Written exercise: Find each line holding "lipase" and copy it out.

------------------------

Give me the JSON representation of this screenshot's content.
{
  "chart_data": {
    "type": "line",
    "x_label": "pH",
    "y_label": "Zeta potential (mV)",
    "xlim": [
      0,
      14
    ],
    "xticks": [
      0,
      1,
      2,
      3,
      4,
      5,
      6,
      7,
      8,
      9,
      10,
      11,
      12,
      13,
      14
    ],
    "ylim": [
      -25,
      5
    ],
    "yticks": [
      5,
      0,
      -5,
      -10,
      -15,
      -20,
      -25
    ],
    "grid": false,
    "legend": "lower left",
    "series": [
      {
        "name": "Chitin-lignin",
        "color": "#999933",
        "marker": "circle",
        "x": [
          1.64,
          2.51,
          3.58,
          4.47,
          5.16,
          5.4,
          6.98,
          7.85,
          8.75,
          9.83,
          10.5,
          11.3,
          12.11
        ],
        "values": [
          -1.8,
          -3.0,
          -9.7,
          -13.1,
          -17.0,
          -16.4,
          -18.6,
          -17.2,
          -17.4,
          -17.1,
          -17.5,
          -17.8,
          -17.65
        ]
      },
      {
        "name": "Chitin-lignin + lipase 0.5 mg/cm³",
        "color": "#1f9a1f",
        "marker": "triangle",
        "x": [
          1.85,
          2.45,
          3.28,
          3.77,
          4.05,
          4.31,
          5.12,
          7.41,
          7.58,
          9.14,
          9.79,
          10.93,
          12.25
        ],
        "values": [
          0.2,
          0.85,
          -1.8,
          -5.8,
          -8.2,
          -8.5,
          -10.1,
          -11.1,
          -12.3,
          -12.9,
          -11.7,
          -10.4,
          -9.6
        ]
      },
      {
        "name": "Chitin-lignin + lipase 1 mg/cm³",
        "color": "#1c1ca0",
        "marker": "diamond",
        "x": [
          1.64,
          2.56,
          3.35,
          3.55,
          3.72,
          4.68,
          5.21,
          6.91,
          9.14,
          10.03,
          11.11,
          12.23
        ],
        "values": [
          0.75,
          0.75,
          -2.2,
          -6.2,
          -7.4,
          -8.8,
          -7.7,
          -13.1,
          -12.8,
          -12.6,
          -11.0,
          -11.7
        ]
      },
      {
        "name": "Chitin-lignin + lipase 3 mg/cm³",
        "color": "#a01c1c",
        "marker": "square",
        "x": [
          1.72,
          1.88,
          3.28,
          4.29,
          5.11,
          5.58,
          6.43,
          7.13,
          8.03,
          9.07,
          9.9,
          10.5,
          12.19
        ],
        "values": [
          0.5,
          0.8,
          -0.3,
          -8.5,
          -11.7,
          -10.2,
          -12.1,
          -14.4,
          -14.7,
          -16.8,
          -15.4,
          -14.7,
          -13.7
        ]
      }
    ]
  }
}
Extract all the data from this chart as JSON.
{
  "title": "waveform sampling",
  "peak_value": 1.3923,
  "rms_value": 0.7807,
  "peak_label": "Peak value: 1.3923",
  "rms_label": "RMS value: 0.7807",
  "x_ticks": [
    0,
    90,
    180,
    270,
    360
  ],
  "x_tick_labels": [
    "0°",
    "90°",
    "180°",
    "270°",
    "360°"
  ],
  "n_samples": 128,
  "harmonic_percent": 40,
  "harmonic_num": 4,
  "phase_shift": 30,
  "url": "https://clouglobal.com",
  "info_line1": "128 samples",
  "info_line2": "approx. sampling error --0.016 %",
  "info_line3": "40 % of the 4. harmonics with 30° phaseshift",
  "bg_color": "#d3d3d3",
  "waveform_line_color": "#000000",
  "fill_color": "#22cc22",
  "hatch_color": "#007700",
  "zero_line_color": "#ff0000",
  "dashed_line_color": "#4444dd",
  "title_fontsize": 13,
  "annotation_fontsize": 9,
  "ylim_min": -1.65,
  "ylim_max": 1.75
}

------------------------

Exercise response:
        "name": "Chitin-lignin + lipase 0.5 mg/cm³",
        "name": "Chitin-lignin + lipase 1 mg/cm³",
        "name": "Chitin-lignin + lipase 3 mg/cm³",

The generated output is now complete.